### THE TASK:
How many lines in the listing below contain the string "note"? Case counts. Reply with the number only.
:: RECORDS FOR PROCESSING ::
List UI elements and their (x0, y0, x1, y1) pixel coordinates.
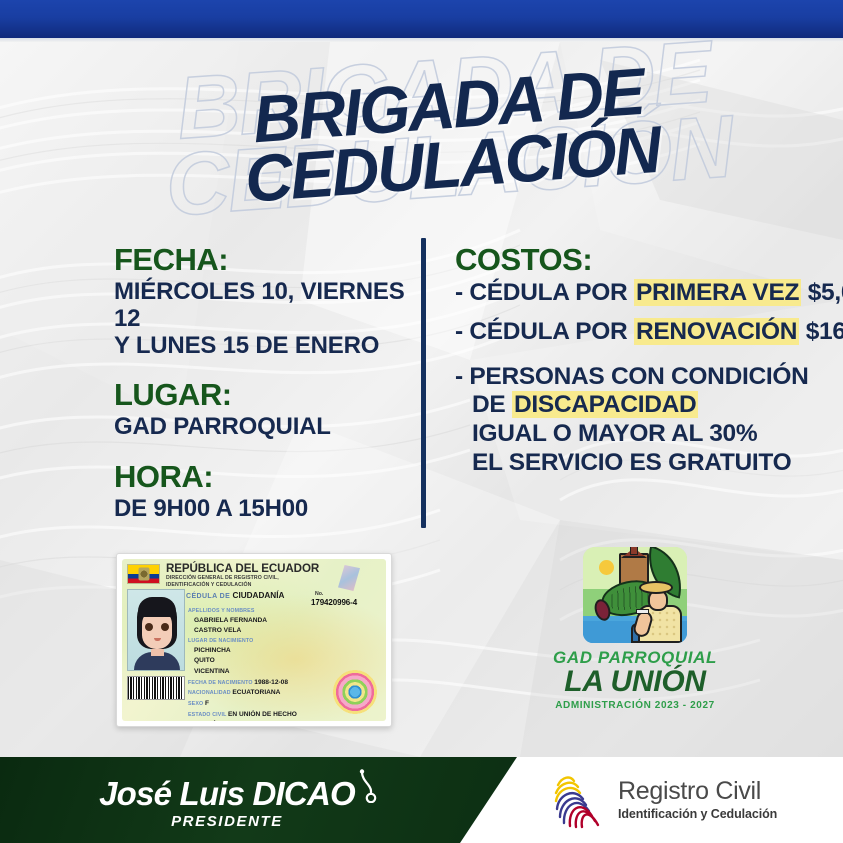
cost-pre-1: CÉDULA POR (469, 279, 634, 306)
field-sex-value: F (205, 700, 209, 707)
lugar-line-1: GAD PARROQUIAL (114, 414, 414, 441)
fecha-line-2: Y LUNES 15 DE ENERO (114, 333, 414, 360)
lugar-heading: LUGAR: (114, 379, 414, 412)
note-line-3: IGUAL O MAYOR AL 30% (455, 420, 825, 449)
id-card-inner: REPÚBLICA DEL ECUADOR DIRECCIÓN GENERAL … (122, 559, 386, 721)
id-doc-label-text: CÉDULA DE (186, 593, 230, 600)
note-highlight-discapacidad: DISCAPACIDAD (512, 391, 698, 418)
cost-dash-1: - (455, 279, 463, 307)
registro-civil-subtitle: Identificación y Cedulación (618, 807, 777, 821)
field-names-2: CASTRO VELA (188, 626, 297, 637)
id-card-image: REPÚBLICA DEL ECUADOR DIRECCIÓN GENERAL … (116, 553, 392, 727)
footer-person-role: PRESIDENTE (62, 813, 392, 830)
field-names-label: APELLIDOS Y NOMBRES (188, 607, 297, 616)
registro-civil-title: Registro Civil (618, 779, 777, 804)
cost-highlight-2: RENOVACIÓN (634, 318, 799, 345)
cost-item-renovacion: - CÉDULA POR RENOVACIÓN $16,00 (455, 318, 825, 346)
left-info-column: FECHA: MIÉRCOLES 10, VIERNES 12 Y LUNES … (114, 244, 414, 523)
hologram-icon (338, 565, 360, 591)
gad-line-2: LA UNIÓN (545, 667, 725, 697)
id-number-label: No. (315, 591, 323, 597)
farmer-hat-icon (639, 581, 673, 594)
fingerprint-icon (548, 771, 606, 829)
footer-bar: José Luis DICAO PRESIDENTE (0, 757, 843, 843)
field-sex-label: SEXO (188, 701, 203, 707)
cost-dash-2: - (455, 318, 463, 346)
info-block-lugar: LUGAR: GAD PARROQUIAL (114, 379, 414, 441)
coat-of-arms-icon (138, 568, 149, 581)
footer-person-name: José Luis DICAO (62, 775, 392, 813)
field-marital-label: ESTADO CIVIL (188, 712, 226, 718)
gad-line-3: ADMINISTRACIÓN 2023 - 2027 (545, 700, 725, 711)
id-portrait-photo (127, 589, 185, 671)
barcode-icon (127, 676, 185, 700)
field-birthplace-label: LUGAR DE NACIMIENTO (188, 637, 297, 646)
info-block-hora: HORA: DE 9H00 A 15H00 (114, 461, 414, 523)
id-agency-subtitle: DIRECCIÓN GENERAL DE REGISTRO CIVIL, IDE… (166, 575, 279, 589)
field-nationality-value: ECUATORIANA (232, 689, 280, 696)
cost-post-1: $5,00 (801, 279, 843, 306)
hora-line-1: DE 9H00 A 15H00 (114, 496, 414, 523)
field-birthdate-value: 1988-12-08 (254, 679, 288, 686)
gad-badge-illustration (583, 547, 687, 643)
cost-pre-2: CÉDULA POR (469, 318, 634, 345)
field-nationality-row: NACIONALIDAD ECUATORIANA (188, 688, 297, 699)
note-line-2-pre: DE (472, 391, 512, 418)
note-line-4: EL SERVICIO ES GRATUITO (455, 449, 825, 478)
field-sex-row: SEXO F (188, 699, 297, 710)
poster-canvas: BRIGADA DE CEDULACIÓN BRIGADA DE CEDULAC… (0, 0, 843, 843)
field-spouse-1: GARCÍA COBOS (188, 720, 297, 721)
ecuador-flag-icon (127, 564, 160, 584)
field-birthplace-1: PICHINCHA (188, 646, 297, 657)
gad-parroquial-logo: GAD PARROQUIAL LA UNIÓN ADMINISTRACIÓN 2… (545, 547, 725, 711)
:::
### COMPLETE RESPONSE:
4